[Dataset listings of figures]
******************************

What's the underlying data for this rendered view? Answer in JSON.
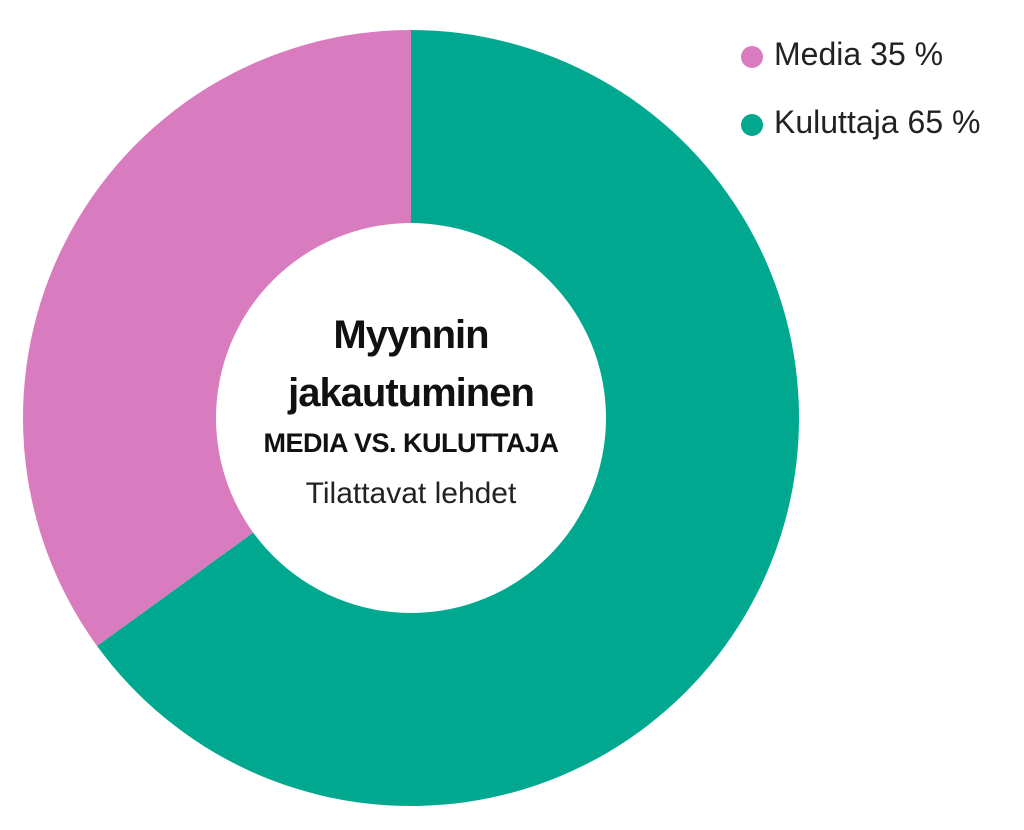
{
  "chart_data": {
    "type": "donut",
    "title": "Myynnin jakautuminen",
    "subtitle": "MEDIA VS. KULUTTAJA",
    "caption": "Tilattavat lehdet",
    "categories": [
      "Media",
      "Kuluttaja"
    ],
    "values": [
      35,
      65
    ],
    "value_labels": [
      "35 %",
      "65 %"
    ],
    "colors": [
      "#d97bbf",
      "#00a88f"
    ],
    "legend": "top-right"
  }
}
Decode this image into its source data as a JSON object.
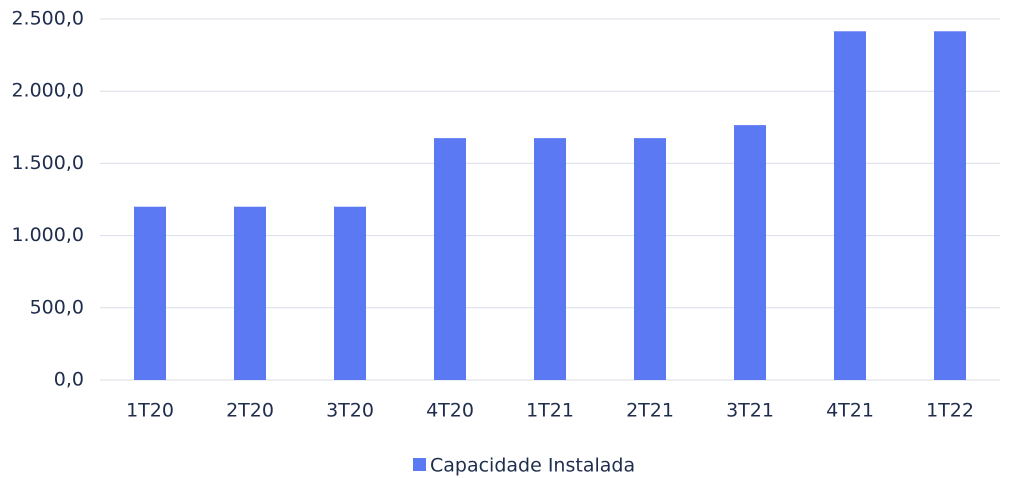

******************************

▸ Work instructions: Retype all of the entries exactly as written, leaving out any images.

▸ The reply:
What's the underlying data for this rendered view? Answer in JSON.
{
  "chart_data": {
    "type": "donut",
    "title": "Myynnin jakautuminen",
    "subtitle": "MEDIA VS. KULUTTAJA",
    "caption": "Tilattavat lehdet",
    "categories": [
      "Media",
      "Kuluttaja"
    ],
    "values": [
      35,
      65
    ],
    "value_labels": [
      "35 %",
      "65 %"
    ],
    "colors": [
      "#d97bbf",
      "#00a88f"
    ],
    "legend": "top-right"
  }
}
Decode this image into its source data as a JSON object.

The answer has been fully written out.